Recorded data -
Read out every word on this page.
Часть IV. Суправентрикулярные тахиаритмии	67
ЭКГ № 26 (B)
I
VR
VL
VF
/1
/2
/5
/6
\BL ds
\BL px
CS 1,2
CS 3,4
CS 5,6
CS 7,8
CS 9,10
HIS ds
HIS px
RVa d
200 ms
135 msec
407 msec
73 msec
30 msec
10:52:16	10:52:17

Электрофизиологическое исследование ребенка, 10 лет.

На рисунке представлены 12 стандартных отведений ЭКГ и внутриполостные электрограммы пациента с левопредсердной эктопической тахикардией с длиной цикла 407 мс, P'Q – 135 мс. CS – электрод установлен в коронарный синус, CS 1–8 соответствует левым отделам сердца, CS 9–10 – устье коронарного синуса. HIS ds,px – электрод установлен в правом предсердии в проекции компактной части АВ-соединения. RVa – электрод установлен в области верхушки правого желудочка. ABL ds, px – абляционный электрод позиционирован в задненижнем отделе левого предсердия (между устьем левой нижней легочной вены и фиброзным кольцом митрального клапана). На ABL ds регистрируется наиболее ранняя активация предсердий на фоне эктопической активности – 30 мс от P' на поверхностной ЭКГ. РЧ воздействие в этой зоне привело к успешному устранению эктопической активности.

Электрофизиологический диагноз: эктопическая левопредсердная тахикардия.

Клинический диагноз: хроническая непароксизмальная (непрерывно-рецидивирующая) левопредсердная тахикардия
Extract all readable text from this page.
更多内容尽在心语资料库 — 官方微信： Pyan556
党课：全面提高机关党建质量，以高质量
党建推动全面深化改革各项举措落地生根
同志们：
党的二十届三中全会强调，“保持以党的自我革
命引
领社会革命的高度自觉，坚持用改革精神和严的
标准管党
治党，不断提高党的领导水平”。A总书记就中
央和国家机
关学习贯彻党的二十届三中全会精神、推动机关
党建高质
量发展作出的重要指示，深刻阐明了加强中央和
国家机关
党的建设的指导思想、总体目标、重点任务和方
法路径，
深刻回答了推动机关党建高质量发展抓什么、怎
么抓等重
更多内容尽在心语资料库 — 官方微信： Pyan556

Work to complete - Take every line from the one containing "Extract all readable text from this page." to the end of the listing and output it exactly, with nothing else.

Solution to the problem -
Extract all readable text from this page.
更多内容尽在心语资料库 — 官方微信： Pyan556
党课：全面提高机关党建质量，以高质量
党建推动全面深化改革各项举措落地生根
同志们：
党的二十届三中全会强调，“保持以党的自我革
命引
领社会革命的高度自觉，坚持用改革精神和严的
标准管党
治党，不断提高党的领导水平”。A总书记就中
央和国家机
关学习贯彻党的二十届三中全会精神、推动机关
党建高质
量发展作出的重要指示，深刻阐明了加强中央和
国家机关
党的建设的指导思想、总体目标、重点任务和方
法路径，
深刻回答了推动机关党建高质量发展抓什么、怎
么抓等重
更多内容尽在心语资料库 — 官方微信： Pyan556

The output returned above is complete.